OBJECTIVE: Scan the data below and pick out the lines containing the word "deux".

Stored entries:
— BEGIN —

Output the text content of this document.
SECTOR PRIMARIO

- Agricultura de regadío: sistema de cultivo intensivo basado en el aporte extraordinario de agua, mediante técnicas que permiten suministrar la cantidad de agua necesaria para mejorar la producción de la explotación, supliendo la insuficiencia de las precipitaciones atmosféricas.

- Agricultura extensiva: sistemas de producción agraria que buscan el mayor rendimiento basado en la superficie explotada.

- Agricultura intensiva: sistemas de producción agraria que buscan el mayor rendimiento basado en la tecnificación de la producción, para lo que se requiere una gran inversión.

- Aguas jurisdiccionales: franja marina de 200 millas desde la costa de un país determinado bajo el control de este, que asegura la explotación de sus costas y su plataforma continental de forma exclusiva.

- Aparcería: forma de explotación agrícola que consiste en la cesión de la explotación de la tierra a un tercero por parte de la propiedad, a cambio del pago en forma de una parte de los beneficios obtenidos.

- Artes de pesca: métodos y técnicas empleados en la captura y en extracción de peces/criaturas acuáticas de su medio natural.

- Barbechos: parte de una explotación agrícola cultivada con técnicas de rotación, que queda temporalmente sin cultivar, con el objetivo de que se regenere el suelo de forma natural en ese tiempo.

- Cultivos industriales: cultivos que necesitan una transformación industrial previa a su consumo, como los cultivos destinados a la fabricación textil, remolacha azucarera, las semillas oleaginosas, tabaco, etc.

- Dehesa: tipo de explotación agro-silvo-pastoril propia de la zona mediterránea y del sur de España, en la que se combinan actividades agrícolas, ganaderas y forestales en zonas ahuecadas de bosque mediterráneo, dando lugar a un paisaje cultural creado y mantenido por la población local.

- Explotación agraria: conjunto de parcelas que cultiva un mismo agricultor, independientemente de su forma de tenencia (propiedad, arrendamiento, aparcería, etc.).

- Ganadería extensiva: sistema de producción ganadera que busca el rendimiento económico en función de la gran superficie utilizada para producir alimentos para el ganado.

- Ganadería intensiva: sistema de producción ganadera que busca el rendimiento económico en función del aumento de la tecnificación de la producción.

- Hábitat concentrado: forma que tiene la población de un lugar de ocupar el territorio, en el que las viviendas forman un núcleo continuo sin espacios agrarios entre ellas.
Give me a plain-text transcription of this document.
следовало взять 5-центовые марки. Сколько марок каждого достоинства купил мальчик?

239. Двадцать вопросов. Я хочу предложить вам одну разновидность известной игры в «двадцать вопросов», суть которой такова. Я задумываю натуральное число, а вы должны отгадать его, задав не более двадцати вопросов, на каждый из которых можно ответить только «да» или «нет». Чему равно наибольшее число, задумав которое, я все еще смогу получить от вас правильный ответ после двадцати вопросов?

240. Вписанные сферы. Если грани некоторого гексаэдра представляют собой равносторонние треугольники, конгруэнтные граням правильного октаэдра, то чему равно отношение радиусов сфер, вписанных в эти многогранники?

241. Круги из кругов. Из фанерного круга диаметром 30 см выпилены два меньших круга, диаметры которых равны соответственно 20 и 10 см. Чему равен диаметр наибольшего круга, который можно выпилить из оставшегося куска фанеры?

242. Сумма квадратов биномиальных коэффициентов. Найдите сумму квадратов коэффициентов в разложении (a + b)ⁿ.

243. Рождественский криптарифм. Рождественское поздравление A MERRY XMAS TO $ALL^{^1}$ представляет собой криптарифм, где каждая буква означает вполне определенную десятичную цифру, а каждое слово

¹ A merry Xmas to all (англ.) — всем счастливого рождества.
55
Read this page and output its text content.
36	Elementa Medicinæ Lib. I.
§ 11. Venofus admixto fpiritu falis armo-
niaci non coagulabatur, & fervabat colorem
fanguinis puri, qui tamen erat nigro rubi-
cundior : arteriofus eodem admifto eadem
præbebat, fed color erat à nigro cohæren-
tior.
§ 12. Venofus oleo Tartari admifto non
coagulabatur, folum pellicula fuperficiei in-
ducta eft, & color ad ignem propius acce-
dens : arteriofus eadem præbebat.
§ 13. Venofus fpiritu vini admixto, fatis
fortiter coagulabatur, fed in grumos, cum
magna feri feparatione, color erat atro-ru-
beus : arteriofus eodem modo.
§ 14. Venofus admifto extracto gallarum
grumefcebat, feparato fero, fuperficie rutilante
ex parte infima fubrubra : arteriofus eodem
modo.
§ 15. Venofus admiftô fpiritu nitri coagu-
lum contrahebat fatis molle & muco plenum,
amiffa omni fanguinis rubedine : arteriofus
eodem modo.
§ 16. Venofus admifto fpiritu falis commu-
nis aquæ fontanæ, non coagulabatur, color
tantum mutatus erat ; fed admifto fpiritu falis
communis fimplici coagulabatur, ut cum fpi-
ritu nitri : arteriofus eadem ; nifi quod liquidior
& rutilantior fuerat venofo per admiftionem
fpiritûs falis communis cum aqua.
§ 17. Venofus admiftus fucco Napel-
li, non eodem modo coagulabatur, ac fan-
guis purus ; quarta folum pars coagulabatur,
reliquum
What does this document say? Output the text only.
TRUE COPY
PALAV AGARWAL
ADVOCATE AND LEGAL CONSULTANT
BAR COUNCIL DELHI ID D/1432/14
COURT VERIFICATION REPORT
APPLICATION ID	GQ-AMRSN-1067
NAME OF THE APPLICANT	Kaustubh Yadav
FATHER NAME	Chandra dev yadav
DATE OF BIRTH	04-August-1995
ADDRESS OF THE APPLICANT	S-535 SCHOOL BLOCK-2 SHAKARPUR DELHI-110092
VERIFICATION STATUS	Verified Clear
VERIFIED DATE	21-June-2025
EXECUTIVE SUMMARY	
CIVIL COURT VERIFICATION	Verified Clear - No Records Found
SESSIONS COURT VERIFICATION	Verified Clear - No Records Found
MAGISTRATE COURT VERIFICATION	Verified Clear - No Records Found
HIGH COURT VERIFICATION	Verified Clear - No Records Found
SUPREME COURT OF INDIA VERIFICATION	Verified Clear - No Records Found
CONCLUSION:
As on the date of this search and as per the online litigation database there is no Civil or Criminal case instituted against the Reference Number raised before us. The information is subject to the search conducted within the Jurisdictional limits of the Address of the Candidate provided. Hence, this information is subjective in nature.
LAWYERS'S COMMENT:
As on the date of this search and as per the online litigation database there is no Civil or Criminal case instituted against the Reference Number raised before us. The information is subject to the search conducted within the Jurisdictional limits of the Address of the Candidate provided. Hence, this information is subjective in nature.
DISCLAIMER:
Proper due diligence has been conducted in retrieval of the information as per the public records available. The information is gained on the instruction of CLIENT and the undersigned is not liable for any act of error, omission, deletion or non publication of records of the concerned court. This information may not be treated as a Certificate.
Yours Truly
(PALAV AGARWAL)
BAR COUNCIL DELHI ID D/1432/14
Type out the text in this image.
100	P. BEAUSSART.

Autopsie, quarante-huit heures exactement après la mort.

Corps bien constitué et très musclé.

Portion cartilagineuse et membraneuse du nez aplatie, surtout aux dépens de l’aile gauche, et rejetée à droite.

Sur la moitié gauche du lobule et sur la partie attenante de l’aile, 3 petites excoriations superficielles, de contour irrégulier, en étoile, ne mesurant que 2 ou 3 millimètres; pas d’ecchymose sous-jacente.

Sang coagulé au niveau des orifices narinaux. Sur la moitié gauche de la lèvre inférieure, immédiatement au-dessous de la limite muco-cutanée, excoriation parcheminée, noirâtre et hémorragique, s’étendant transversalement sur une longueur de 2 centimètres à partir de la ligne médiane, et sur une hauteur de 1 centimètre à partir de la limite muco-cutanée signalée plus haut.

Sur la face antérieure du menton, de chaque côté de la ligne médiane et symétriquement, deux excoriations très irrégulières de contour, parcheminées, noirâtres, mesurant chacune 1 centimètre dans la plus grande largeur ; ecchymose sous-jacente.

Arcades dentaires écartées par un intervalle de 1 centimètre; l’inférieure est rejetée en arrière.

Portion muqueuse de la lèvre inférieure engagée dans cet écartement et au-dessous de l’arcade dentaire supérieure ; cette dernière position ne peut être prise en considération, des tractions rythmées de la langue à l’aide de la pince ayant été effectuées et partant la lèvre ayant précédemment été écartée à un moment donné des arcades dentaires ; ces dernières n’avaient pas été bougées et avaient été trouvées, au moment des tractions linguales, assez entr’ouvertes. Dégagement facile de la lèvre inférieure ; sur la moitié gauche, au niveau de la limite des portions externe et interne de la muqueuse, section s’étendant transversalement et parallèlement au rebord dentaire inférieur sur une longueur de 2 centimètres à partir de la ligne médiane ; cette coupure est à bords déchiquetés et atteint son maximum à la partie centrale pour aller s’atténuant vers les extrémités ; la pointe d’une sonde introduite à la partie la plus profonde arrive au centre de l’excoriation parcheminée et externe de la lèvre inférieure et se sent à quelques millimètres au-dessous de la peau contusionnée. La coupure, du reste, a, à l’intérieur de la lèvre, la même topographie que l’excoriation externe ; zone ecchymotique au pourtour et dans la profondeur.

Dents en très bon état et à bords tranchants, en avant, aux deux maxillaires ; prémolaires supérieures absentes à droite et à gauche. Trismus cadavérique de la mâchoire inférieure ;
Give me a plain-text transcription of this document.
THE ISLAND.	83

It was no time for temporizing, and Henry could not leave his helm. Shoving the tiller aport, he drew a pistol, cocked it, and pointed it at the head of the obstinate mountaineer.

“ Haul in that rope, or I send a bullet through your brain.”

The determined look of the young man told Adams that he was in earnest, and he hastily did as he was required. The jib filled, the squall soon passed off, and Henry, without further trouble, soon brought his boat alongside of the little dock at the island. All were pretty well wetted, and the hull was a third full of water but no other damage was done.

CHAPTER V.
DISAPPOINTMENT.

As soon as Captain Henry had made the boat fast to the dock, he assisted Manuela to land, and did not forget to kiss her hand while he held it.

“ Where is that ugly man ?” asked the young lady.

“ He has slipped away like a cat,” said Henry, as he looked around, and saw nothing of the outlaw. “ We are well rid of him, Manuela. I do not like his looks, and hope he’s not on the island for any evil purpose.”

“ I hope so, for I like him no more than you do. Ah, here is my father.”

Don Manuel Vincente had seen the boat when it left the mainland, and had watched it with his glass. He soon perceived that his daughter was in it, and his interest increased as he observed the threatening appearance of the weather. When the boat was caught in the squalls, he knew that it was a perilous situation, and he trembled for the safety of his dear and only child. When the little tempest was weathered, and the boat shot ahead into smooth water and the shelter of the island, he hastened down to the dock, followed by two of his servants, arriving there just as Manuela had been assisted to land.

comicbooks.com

— END —

THE OUTPUT:
Sur la face antérieure du menton, de chaque côté de la ligne médiane et symétriquement, deux excoriations très irrégulières de contour, parcheminées, noirâtres, mesurant chacune 1 centimètre dans la plus grande largeur ; ecchymose sous-jacente.
Dents en très bon état et à bords tranchants, en avant, aux deux maxillaires ; prémolaires supérieures absentes à droite et à gauche. Trismus cadavérique de la mâchoire inférieure ;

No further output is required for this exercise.